■ The data ■
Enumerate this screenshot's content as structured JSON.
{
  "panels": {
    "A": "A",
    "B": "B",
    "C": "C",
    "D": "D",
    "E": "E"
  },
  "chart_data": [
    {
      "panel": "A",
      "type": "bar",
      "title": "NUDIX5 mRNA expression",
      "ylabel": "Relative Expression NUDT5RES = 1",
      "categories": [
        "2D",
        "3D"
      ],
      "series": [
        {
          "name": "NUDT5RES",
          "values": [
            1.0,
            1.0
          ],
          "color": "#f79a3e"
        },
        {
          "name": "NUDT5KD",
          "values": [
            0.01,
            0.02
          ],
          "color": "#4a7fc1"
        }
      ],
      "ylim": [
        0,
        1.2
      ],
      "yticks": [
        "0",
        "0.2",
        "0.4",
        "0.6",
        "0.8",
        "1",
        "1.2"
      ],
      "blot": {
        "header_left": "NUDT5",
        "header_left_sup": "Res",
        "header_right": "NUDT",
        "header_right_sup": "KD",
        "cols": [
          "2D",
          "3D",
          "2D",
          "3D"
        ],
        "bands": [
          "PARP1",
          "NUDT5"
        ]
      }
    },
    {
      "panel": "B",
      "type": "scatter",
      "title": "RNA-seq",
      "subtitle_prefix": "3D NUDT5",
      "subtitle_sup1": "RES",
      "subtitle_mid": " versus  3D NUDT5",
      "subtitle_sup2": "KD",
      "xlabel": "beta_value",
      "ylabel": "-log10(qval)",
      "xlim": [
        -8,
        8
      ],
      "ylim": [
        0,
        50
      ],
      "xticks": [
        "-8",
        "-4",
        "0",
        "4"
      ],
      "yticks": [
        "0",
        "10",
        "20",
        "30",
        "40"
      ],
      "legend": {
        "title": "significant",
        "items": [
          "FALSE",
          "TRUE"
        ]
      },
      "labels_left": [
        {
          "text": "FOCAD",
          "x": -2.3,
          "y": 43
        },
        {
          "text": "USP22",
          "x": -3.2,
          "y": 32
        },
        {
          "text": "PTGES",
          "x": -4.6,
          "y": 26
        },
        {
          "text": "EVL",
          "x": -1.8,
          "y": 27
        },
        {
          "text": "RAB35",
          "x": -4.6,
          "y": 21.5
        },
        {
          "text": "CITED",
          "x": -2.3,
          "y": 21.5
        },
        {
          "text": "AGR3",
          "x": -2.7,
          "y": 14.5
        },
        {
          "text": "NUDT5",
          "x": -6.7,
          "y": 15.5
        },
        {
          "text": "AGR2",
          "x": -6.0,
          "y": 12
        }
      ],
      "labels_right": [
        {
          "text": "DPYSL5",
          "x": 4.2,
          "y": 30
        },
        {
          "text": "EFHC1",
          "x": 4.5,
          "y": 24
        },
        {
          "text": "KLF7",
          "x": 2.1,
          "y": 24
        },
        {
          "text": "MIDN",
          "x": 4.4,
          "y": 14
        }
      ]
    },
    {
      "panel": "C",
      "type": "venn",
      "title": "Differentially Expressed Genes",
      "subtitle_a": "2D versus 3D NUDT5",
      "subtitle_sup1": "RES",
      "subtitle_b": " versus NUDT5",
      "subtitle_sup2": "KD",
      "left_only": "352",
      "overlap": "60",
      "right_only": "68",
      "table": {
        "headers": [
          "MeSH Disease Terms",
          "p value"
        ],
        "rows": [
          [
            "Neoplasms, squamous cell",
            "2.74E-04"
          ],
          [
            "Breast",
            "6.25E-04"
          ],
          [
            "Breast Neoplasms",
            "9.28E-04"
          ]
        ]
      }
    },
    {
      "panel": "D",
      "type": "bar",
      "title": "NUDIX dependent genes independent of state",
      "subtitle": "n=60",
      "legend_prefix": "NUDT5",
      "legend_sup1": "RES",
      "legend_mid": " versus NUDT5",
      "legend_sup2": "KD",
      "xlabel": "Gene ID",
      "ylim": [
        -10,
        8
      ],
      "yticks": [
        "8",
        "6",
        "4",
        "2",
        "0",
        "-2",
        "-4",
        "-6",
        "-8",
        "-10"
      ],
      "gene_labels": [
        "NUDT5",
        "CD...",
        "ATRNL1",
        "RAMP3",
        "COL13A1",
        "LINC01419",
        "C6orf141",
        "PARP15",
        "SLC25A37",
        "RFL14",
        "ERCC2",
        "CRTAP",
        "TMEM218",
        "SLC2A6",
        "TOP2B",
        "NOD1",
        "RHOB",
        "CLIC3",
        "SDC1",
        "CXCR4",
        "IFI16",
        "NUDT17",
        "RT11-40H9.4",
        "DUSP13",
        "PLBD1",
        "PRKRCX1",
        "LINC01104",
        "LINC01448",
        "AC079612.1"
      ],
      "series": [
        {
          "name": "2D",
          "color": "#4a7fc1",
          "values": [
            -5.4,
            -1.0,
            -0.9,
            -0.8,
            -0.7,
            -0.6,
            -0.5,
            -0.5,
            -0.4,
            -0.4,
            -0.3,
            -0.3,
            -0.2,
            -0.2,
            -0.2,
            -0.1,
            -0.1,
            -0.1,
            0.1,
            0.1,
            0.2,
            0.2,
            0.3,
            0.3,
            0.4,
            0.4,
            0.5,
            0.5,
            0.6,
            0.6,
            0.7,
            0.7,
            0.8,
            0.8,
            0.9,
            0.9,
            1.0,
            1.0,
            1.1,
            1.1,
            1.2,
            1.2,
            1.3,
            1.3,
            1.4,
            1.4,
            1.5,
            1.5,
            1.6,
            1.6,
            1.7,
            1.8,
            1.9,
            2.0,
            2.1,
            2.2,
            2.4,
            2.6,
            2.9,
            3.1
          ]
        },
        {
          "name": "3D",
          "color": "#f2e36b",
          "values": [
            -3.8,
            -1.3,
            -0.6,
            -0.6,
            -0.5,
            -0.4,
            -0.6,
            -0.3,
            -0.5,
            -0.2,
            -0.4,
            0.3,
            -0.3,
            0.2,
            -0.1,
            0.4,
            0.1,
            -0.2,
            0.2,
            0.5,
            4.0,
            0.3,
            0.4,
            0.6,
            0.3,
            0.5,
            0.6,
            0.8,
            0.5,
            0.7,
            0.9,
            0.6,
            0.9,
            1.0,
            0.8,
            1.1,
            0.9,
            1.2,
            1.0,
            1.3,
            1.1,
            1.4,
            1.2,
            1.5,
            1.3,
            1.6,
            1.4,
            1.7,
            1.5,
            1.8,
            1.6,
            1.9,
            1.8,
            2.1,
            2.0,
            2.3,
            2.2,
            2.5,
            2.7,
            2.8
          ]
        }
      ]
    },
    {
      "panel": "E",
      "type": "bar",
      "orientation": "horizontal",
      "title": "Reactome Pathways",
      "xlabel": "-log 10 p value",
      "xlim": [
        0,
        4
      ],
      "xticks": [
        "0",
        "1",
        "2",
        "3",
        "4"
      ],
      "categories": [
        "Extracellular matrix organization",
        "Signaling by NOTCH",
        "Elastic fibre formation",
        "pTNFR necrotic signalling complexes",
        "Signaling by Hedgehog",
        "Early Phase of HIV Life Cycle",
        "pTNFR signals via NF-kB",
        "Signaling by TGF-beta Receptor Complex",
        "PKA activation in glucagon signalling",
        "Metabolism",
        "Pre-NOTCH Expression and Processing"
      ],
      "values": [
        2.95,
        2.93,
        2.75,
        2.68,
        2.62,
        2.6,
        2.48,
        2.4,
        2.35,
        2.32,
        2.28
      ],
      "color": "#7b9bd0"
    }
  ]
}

■ What to work on ■
An exact copy of every record is required.

■ Task solution ■
Enumerate this screenshot's content as structured JSON.
{
  "panels": {
    "A": "A",
    "B": "B",
    "C": "C",
    "D": "D",
    "E": "E"
  },
  "chart_data": [
    {
      "panel": "A",
      "type": "bar",
      "title": "NUDIX5 mRNA expression",
      "ylabel": "Relative Expression NUDT5RES = 1",
      "categories": [
        "2D",
        "3D"
      ],
      "series": [
        {
          "name": "NUDT5RES",
          "values": [
            1.0,
            1.0
          ],
          "color": "#f79a3e"
        },
        {
          "name": "NUDT5KD",
          "values": [
            0.01,
            0.02
          ],
          "color": "#4a7fc1"
        }
      ],
      "ylim": [
        0,
        1.2
      ],
      "yticks": [
        "0",
        "0.2",
        "0.4",
        "0.6",
        "0.8",
        "1",
        "1.2"
      ],
      "blot": {
        "header_left": "NUDT5",
        "header_left_sup": "Res",
        "header_right": "NUDT",
        "header_right_sup": "KD",
        "cols": [
          "2D",
          "3D",
          "2D",
          "3D"
        ],
        "bands": [
          "PARP1",
          "NUDT5"
        ]
      }
    },
    {
      "panel": "B",
      "type": "scatter",
      "title": "RNA-seq",
      "subtitle_prefix": "3D NUDT5",
      "subtitle_sup1": "RES",
      "subtitle_mid": " versus  3D NUDT5",
      "subtitle_sup2": "KD",
      "xlabel": "beta_value",
      "ylabel": "-log10(qval)",
      "xlim": [
        -8,
        8
      ],
      "ylim": [
        0,
        50
      ],
      "xticks": [
        "-8",
        "-4",
        "0",
        "4"
      ],
      "yticks": [
        "0",
        "10",
        "20",
        "30",
        "40"
      ],
      "legend": {
        "title": "significant",
        "items": [
          "FALSE",
          "TRUE"
        ]
      },
      "labels_left": [
        {
          "text": "FOCAD",
          "x": -2.3,
          "y": 43
        },
        {
          "text": "USP22",
          "x": -3.2,
          "y": 32
        },
        {
          "text": "PTGES",
          "x": -4.6,
          "y": 26
        },
        {
          "text": "EVL",
          "x": -1.8,
          "y": 27
        },
        {
          "text": "RAB35",
          "x": -4.6,
          "y": 21.5
        },
        {
          "text": "CITED",
          "x": -2.3,
          "y": 21.5
        },
        {
          "text": "AGR3",
          "x": -2.7,
          "y": 14.5
        },
        {
          "text": "NUDT5",
          "x": -6.7,
          "y": 15.5
        },
        {
          "text": "AGR2",
          "x": -6.0,
          "y": 12
        }
      ],
      "labels_right": [
        {
          "text": "DPYSL5",
          "x": 4.2,
          "y": 30
        },
        {
          "text": "EFHC1",
          "x": 4.5,
          "y": 24
        },
        {
          "text": "KLF7",
          "x": 2.1,
          "y": 24
        },
        {
          "text": "MIDN",
          "x": 4.4,
          "y": 14
        }
      ]
    },
    {
      "panel": "C",
      "type": "venn",
      "title": "Differentially Expressed Genes",
      "subtitle_a": "2D versus 3D NUDT5",
      "subtitle_sup1": "RES",
      "subtitle_b": " versus NUDT5",
      "subtitle_sup2": "KD",
      "left_only": "352",
      "overlap": "60",
      "right_only": "68",
      "table": {
        "headers": [
          "MeSH Disease Terms",
          "p value"
        ],
        "rows": [
          [
            "Neoplasms, squamous cell",
            "2.74E-04"
          ],
          [
            "Breast",
            "6.25E-04"
          ],
          [
            "Breast Neoplasms",
            "9.28E-04"
          ]
        ]
      }
    },
    {
      "panel": "D",
      "type": "bar",
      "title": "NUDIX dependent genes independent of state",
      "subtitle": "n=60",
      "legend_prefix": "NUDT5",
      "legend_sup1": "RES",
      "legend_mid": " versus NUDT5",
      "legend_sup2": "KD",
      "xlabel": "Gene ID",
      "ylim": [
        -10,
        8
      ],
      "yticks": [
        "8",
        "6",
        "4",
        "2",
        "0",
        "-2",
        "-4",
        "-6",
        "-8",
        "-10"
      ],
      "gene_labels": [
        "NUDT5",
        "CD...",
        "ATRNL1",
        "RAMP3",
        "COL13A1",
        "LINC01419",
        "C6orf141",
        "PARP15",
        "SLC25A37",
        "RFL14",
        "ERCC2",
        "CRTAP",
        "TMEM218",
        "SLC2A6",
        "TOP2B",
        "NOD1",
        "RHOB",
        "CLIC3",
        "SDC1",
        "CXCR4",
        "IFI16",
        "NUDT17",
        "RT11-40H9.4",
        "DUSP13",
        "PLBD1",
        "PRKRCX1",
        "LINC01104",
        "LINC01448",
        "AC079612.1"
      ],
      "series": [
        {
          "name": "2D",
          "color": "#4a7fc1",
          "values": [
            -5.4,
            -1.0,
            -0.9,
            -0.8,
            -0.7,
            -0.6,
            -0.5,
            -0.5,
            -0.4,
            -0.4,
            -0.3,
            -0.3,
            -0.2,
            -0.2,
            -0.2,
            -0.1,
            -0.1,
            -0.1,
            0.1,
            0.1,
            0.2,
            0.2,
            0.3,
            0.3,
            0.4,
            0.4,
            0.5,
            0.5,
            0.6,
            0.6,
            0.7,
            0.7,
            0.8,
            0.8,
            0.9,
            0.9,
            1.0,
            1.0,
            1.1,
            1.1,
            1.2,
            1.2,
            1.3,
            1.3,
            1.4,
            1.4,
            1.5,
            1.5,
            1.6,
            1.6,
            1.7,
            1.8,
            1.9,
            2.0,
            2.1,
            2.2,
            2.4,
            2.6,
            2.9,
            3.1
          ]
        },
        {
          "name": "3D",
          "color": "#f2e36b",
          "values": [
            -3.8,
            -1.3,
            -0.6,
            -0.6,
            -0.5,
            -0.4,
            -0.6,
            -0.3,
            -0.5,
            -0.2,
            -0.4,
            0.3,
            -0.3,
            0.2,
            -0.1,
            0.4,
            0.1,
            -0.2,
            0.2,
            0.5,
            4.0,
            0.3,
            0.4,
            0.6,
            0.3,
            0.5,
            0.6,
            0.8,
            0.5,
            0.7,
            0.9,
            0.6,
            0.9,
            1.0,
            0.8,
            1.1,
            0.9,
            1.2,
            1.0,
            1.3,
            1.1,
            1.4,
            1.2,
            1.5,
            1.3,
            1.6,
            1.4,
            1.7,
            1.5,
            1.8,
            1.6,
            1.9,
            1.8,
            2.1,
            2.0,
            2.3,
            2.2,
            2.5,
            2.7,
            2.8
          ]
        }
      ]
    },
    {
      "panel": "E",
      "type": "bar",
      "orientation": "horizontal",
      "title": "Reactome Pathways",
      "xlabel": "-log 10 p value",
      "xlim": [
        0,
        4
      ],
      "xticks": [
        "0",
        "1",
        "2",
        "3",
        "4"
      ],
      "categories": [
        "Extracellular matrix organization",
        "Signaling by NOTCH",
        "Elastic fibre formation",
        "pTNFR necrotic signalling complexes",
        "Signaling by Hedgehog",
        "Early Phase of HIV Life Cycle",
        "pTNFR signals via NF-kB",
        "Signaling by TGF-beta Receptor Complex",
        "PKA activation in glucagon signalling",
        "Metabolism",
        "Pre-NOTCH Expression and Processing"
      ],
      "values": [
        2.95,
        2.93,
        2.75,
        2.68,
        2.62,
        2.6,
        2.48,
        2.4,
        2.35,
        2.32,
        2.28
      ],
      "color": "#7b9bd0"
    }
  ]
}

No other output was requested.